Data tied to figure images:
++++

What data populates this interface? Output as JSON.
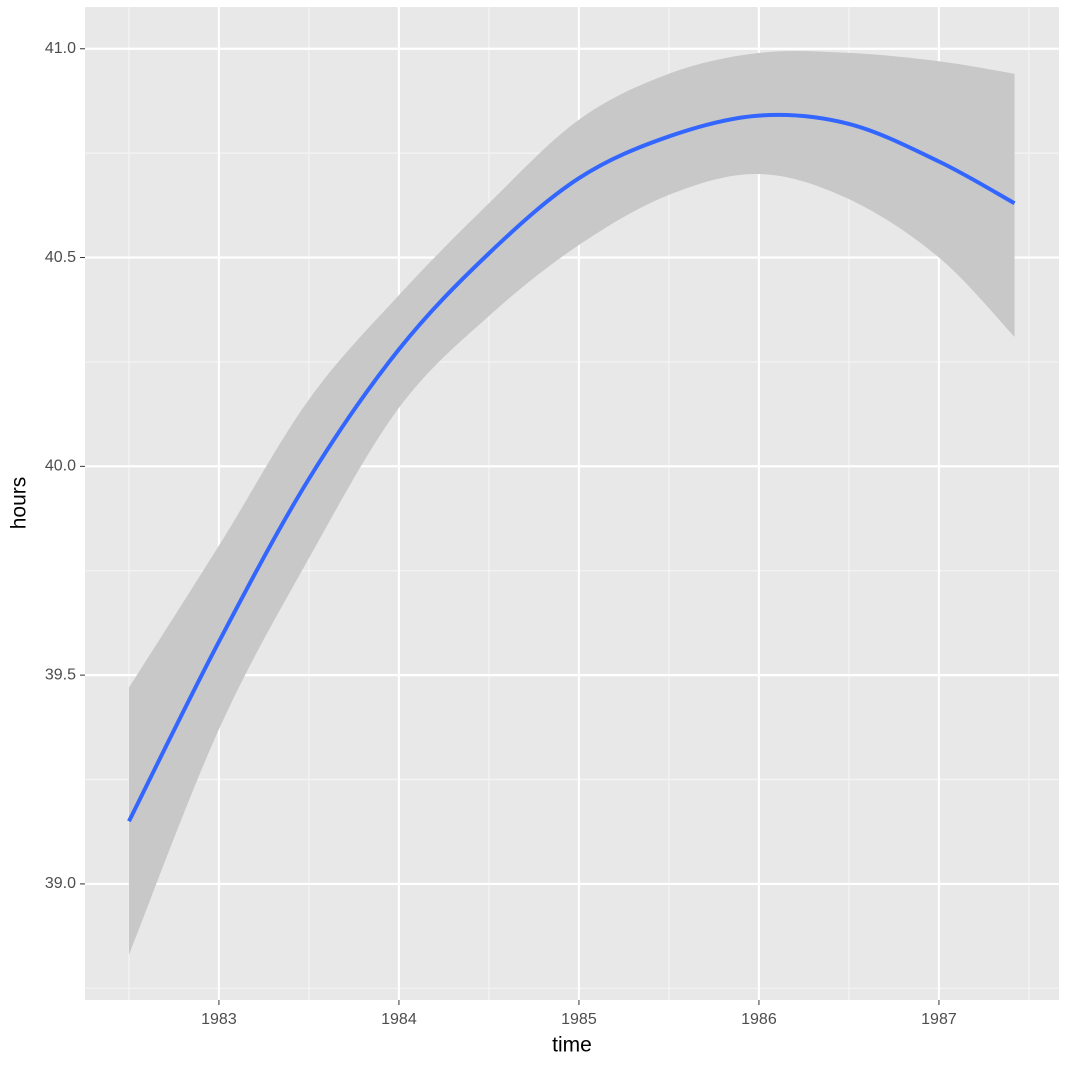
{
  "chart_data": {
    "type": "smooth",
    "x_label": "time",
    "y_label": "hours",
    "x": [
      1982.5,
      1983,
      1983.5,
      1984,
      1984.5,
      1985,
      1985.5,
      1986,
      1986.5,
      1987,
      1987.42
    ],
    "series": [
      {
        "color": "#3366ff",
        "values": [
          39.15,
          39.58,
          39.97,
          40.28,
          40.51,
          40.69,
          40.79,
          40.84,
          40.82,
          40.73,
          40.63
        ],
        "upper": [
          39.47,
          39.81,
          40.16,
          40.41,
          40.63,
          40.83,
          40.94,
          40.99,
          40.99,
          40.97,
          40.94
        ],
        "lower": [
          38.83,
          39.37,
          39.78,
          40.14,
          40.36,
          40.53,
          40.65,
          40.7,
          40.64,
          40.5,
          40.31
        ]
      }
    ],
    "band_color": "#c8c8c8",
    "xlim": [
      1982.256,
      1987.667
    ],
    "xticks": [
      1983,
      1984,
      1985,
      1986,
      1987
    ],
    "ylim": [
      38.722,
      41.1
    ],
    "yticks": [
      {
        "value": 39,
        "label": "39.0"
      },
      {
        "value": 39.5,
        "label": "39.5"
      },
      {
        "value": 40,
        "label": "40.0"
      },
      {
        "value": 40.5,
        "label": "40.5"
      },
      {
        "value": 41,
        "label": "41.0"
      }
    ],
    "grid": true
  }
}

++++

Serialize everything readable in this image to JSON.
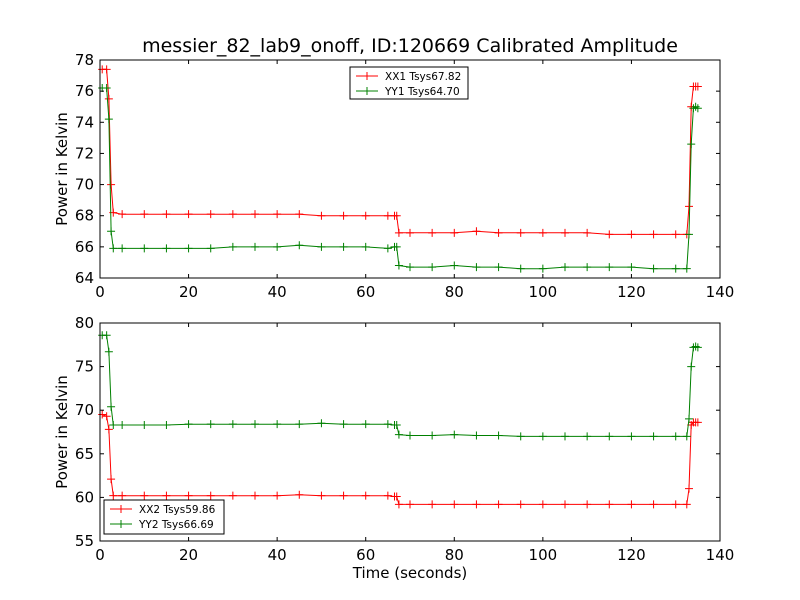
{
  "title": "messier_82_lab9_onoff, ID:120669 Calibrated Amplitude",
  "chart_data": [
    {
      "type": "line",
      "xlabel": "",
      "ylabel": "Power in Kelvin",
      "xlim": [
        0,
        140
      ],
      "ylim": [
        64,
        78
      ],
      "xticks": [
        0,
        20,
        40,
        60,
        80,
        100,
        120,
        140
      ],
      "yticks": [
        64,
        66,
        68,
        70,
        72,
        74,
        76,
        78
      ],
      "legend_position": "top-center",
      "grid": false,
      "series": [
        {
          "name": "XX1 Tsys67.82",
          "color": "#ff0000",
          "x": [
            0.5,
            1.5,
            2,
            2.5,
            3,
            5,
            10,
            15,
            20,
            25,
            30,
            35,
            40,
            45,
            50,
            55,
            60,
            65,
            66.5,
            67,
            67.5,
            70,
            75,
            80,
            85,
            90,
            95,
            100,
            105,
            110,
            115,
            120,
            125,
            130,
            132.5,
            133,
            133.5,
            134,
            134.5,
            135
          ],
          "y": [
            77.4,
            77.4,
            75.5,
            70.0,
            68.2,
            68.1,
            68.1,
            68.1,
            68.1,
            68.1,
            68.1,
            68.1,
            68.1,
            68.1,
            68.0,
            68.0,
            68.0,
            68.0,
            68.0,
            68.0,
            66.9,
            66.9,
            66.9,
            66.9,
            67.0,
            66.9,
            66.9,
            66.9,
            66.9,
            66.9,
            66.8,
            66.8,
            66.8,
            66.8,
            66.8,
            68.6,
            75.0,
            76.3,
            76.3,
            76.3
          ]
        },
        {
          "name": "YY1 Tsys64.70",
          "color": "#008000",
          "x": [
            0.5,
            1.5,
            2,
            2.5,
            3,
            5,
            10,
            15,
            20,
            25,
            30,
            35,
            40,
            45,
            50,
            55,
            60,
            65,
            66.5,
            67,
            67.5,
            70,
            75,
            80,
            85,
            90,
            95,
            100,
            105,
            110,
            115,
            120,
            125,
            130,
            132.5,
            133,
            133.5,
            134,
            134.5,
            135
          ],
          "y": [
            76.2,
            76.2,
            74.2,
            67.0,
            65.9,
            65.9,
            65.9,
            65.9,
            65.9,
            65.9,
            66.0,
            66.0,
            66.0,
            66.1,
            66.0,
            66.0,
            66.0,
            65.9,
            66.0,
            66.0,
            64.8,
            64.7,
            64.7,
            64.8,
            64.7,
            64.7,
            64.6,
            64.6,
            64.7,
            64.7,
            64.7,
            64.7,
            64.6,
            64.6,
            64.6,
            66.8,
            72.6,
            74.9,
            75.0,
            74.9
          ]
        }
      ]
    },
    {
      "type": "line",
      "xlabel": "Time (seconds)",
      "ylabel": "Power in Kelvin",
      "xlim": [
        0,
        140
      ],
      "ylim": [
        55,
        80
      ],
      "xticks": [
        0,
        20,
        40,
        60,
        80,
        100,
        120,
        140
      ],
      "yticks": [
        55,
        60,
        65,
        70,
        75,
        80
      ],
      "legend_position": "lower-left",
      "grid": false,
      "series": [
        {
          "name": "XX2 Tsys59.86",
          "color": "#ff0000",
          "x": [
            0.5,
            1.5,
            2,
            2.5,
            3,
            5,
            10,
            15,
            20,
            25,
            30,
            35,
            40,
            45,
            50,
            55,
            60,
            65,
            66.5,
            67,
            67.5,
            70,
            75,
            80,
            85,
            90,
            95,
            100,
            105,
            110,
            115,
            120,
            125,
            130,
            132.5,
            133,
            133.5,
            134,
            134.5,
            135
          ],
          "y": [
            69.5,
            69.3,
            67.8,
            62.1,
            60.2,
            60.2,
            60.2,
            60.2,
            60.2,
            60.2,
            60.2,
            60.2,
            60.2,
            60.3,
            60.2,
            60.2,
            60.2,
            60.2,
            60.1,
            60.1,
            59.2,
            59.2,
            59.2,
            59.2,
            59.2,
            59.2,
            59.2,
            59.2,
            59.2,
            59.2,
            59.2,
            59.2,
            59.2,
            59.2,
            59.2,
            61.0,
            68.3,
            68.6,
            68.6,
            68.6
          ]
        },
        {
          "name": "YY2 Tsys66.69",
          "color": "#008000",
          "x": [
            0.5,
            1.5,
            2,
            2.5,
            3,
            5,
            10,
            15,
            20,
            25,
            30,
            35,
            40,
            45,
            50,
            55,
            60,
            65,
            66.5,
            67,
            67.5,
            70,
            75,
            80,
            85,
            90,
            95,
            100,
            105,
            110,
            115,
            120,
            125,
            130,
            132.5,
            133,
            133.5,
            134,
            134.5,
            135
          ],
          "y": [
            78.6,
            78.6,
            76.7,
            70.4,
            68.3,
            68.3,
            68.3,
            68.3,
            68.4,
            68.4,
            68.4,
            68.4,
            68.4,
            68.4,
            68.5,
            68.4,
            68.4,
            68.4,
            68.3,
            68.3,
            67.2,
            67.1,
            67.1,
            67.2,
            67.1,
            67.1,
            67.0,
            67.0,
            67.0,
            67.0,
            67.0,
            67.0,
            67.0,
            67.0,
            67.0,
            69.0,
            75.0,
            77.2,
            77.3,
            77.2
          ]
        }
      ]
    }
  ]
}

++++

Select every line above that contains the word "this", and copy it.

◆ **EXERCISE SOLUTION**:
What data populates this interface? Output as JSON.
Serialize everything readable in this image to JSON.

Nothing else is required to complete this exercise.